■ TASK PROMPT
Repeat the full listing below verbatim and keep the images out.

## start

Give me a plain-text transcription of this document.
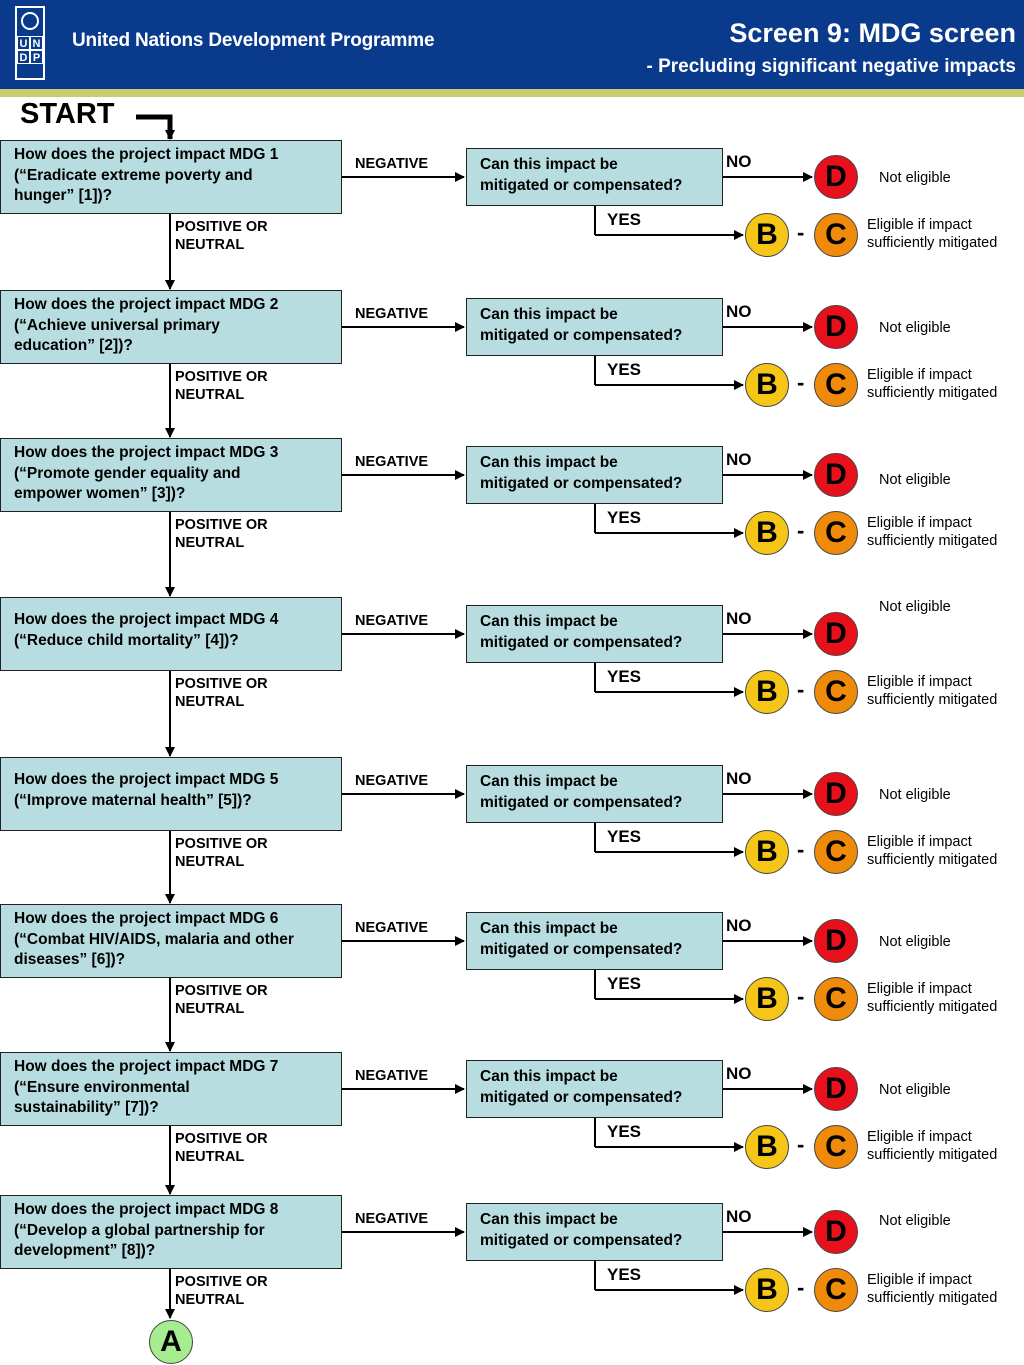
U N
D P
United Nations Development Programme	Screen 9: MDG screen
- Precluding significant negative impacts
START
How does the project impact MDG 1
(“Eradicate extreme poverty and
hunger” [1])?
NEGATIVE	Can this impact be
mitigated or compensated?
NO	D	Not eligible
YES	B - C	Eligible if impact
sufficiently mitigated
POSITIVE OR
NEUTRAL
How does the project impact MDG 2
(“Achieve universal primary
education” [2])?
NEGATIVE	Can this impact be
mitigated or compensated?
NO	D	Not eligible
YES	B - C	Eligible if impact
sufficiently mitigated
POSITIVE OR
NEUTRAL
How does the project impact MDG 3
(“Promote gender equality and
empower women” [3])?
NEGATIVE	Can this impact be
mitigated or compensated?
NO	D	Not eligible
YES	B - C	Eligible if impact
sufficiently mitigated
POSITIVE OR
NEUTRAL
How does the project impact MDG 4
(“Reduce child mortality” [4])?
NEGATIVE	Can this impact be
mitigated or compensated?
NO	D
Not eligible
YES	B - C	Eligible if impact
sufficiently mitigated
POSITIVE OR
NEUTRAL
How does the project impact MDG 5
(“Improve maternal health” [5])?
NEGATIVE	Can this impact be
mitigated or compensated?
NO	D	Not eligible
YES	B - C	Eligible if impact
sufficiently mitigated
POSITIVE OR
NEUTRAL
How does the project impact MDG 6
(“Combat HIV/AIDS, malaria and other
diseases” [6])?
NEGATIVE	Can this impact be
mitigated or compensated?
NO	D	Not eligible
YES	B - C	Eligible if impact
sufficiently mitigated
POSITIVE OR
NEUTRAL
How does the project impact MDG 7
(“Ensure environmental
sustainability” [7])?
NEGATIVE	Can this impact be
mitigated or compensated?
NO	D	Not eligible
YES	B - C	Eligible if impact
sufficiently mitigated
POSITIVE OR
NEUTRAL
How does the project impact MDG 8
(“Develop a global partnership for
development” [8])?
NEGATIVE	Can this impact be
mitigated or compensated?
NO	D	Not eligible
YES	B - C	Eligible if impact
sufficiently mitigated
POSITIVE OR
NEUTRAL
A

## end

■ SOLUTION TO THIS PROBLEM
Give me a plain-text transcription of this document.
U N
D P
United Nations Development Programme	Screen 9: MDG screen
- Precluding significant negative impacts
START
How does the project impact MDG 1
(“Eradicate extreme poverty and
hunger” [1])?
NEGATIVE	Can this impact be
mitigated or compensated?
NO	D	Not eligible
YES	B - C	Eligible if impact
sufficiently mitigated
POSITIVE OR
NEUTRAL
How does the project impact MDG 2
(“Achieve universal primary
education” [2])?
NEGATIVE	Can this impact be
mitigated or compensated?
NO	D	Not eligible
YES	B - C	Eligible if impact
sufficiently mitigated
POSITIVE OR
NEUTRAL
How does the project impact MDG 3
(“Promote gender equality and
empower women” [3])?
NEGATIVE	Can this impact be
mitigated or compensated?
NO	D	Not eligible
YES	B - C	Eligible if impact
sufficiently mitigated
POSITIVE OR
NEUTRAL
How does the project impact MDG 4
(“Reduce child mortality” [4])?
NEGATIVE	Can this impact be
mitigated or compensated?
NO	D
Not eligible
YES	B - C	Eligible if impact
sufficiently mitigated
POSITIVE OR
NEUTRAL
How does the project impact MDG 5
(“Improve maternal health” [5])?
NEGATIVE	Can this impact be
mitigated or compensated?
NO	D	Not eligible
YES	B - C	Eligible if impact
sufficiently mitigated
POSITIVE OR
NEUTRAL
How does the project impact MDG 6
(“Combat HIV/AIDS, malaria and other
diseases” [6])?
NEGATIVE	Can this impact be
mitigated or compensated?
NO	D	Not eligible
YES	B - C	Eligible if impact
sufficiently mitigated
POSITIVE OR
NEUTRAL
How does the project impact MDG 7
(“Ensure environmental
sustainability” [7])?
NEGATIVE	Can this impact be
mitigated or compensated?
NO	D	Not eligible
YES	B - C	Eligible if impact
sufficiently mitigated
POSITIVE OR
NEUTRAL
How does the project impact MDG 8
(“Develop a global partnership for
development” [8])?
NEGATIVE	Can this impact be
mitigated or compensated?
NO	D	Not eligible
YES	B - C	Eligible if impact
sufficiently mitigated
POSITIVE OR
NEUTRAL
A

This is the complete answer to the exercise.